■ WRITTEN REQUEST ■
Return the whole listing, keeping every character the same.

───── THE INPUT

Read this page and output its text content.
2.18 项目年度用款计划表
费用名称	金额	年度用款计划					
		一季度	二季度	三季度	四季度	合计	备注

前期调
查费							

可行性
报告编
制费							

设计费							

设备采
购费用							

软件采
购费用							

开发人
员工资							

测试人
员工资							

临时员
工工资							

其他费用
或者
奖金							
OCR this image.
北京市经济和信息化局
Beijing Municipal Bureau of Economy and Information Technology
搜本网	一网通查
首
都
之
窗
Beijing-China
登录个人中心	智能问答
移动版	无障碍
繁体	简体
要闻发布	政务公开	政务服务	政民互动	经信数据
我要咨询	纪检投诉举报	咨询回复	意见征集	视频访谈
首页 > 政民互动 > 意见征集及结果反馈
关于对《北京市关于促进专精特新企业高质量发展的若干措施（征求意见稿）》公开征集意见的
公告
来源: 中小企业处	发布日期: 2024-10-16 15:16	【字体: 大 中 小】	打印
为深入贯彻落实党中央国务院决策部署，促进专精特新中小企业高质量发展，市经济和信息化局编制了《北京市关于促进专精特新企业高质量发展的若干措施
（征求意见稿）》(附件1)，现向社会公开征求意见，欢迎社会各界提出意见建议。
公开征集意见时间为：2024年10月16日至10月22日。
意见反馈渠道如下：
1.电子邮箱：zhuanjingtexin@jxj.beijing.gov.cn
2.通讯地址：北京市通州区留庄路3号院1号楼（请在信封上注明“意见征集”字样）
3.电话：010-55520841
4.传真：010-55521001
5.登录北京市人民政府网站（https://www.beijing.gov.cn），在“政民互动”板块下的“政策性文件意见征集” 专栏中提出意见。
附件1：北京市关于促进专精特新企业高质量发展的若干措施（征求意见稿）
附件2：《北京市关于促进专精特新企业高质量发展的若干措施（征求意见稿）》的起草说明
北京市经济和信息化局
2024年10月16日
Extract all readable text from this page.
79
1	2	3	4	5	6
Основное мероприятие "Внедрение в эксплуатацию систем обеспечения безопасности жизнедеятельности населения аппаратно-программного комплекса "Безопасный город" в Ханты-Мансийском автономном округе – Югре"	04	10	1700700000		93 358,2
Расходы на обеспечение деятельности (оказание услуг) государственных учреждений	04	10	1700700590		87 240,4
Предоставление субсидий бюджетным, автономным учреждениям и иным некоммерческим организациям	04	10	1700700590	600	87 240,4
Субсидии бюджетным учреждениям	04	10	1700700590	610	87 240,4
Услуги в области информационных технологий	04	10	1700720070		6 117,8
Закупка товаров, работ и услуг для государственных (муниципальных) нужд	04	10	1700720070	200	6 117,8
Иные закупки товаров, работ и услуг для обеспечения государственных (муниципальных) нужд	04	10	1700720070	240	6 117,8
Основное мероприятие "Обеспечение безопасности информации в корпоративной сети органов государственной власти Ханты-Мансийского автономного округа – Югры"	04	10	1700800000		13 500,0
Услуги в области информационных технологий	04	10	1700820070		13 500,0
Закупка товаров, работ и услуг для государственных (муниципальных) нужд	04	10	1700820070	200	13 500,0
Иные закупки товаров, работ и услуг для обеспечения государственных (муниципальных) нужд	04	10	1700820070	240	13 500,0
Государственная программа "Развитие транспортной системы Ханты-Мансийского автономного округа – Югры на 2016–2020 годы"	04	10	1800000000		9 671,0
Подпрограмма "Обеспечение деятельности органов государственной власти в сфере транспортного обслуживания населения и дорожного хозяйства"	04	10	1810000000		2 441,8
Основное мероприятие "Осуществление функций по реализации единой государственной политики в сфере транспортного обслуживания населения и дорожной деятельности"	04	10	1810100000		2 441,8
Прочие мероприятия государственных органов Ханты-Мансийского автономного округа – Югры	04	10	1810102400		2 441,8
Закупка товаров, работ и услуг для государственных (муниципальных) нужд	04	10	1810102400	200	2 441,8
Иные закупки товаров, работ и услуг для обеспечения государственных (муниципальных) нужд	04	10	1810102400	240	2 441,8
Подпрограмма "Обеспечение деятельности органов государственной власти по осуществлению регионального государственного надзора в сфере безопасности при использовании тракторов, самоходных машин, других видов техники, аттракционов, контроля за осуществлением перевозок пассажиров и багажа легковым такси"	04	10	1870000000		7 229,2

──────────

■ SOLUTION TO THIS EXERCISE ■
Read this page and output its text content.
2.18 项目年度用款计划表
费用名称	金额	年度用款计划					
		一季度	二季度	三季度	四季度	合计	备注

前期调
查费							

可行性
报告编
制费							

设计费							

设备采
购费用							

软件采
购费用							

开发人
员工资							

测试人
员工资							

临时员
工工资							

其他费用
或者
奖金							
OCR this image.
北京市经济和信息化局
Beijing Municipal Bureau of Economy and Information Technology
搜本网	一网通查
首
都
之
窗
Beijing-China
登录个人中心	智能问答
移动版	无障碍
繁体	简体
要闻发布	政务公开	政务服务	政民互动	经信数据
我要咨询	纪检投诉举报	咨询回复	意见征集	视频访谈
首页 > 政民互动 > 意见征集及结果反馈
关于对《北京市关于促进专精特新企业高质量发展的若干措施（征求意见稿）》公开征集意见的
公告
来源: 中小企业处	发布日期: 2024-10-16 15:16	【字体: 大 中 小】	打印
为深入贯彻落实党中央国务院决策部署，促进专精特新中小企业高质量发展，市经济和信息化局编制了《北京市关于促进专精特新企业高质量发展的若干措施
（征求意见稿）》(附件1)，现向社会公开征求意见，欢迎社会各界提出意见建议。
公开征集意见时间为：2024年10月16日至10月22日。
意见反馈渠道如下：
1.电子邮箱：zhuanjingtexin@jxj.beijing.gov.cn
2.通讯地址：北京市通州区留庄路3号院1号楼（请在信封上注明“意见征集”字样）
3.电话：010-55520841
4.传真：010-55521001
5.登录北京市人民政府网站（https://www.beijing.gov.cn），在“政民互动”板块下的“政策性文件意见征集” 专栏中提出意见。
附件1：北京市关于促进专精特新企业高质量发展的若干措施（征求意见稿）
附件2：《北京市关于促进专精特新企业高质量发展的若干措施（征求意见稿）》的起草说明
北京市经济和信息化局
2024年10月16日
Extract all readable text from this page.
79
1	2	3	4	5	6
Основное мероприятие "Внедрение в эксплуатацию систем обеспечения безопасности жизнедеятельности населения аппаратно-программного комплекса "Безопасный город" в Ханты-Мансийском автономном округе – Югре"	04	10	1700700000		93 358,2
Расходы на обеспечение деятельности (оказание услуг) государственных учреждений	04	10	1700700590		87 240,4
Предоставление субсидий бюджетным, автономным учреждениям и иным некоммерческим организациям	04	10	1700700590	600	87 240,4
Субсидии бюджетным учреждениям	04	10	1700700590	610	87 240,4
Услуги в области информационных технологий	04	10	1700720070		6 117,8
Закупка товаров, работ и услуг для государственных (муниципальных) нужд	04	10	1700720070	200	6 117,8
Иные закупки товаров, работ и услуг для обеспечения государственных (муниципальных) нужд	04	10	1700720070	240	6 117,8
Основное мероприятие "Обеспечение безопасности информации в корпоративной сети органов государственной власти Ханты-Мансийского автономного округа – Югры"	04	10	1700800000		13 500,0
Услуги в области информационных технологий	04	10	1700820070		13 500,0
Закупка товаров, работ и услуг для государственных (муниципальных) нужд	04	10	1700820070	200	13 500,0
Иные закупки товаров, работ и услуг для обеспечения государственных (муниципальных) нужд	04	10	1700820070	240	13 500,0
Государственная программа "Развитие транспортной системы Ханты-Мансийского автономного округа – Югры на 2016–2020 годы"	04	10	1800000000		9 671,0
Подпрограмма "Обеспечение деятельности органов государственной власти в сфере транспортного обслуживания населения и дорожного хозяйства"	04	10	1810000000		2 441,8
Основное мероприятие "Осуществление функций по реализации единой государственной политики в сфере транспортного обслуживания населения и дорожной деятельности"	04	10	1810100000		2 441,8
Прочие мероприятия государственных органов Ханты-Мансийского автономного округа – Югры	04	10	1810102400		2 441,8
Закупка товаров, работ и услуг для государственных (муниципальных) нужд	04	10	1810102400	200	2 441,8
Иные закупки товаров, работ и услуг для обеспечения государственных (муниципальных) нужд	04	10	1810102400	240	2 441,8
Подпрограмма "Обеспечение деятельности органов государственной власти по осуществлению регионального государственного надзора в сфере безопасности при использовании тракторов, самоходных машин, других видов техники, аттракционов, контроля за осуществлением перевозок пассажиров и багажа легковым такси"	04	10	1870000000		7 229,2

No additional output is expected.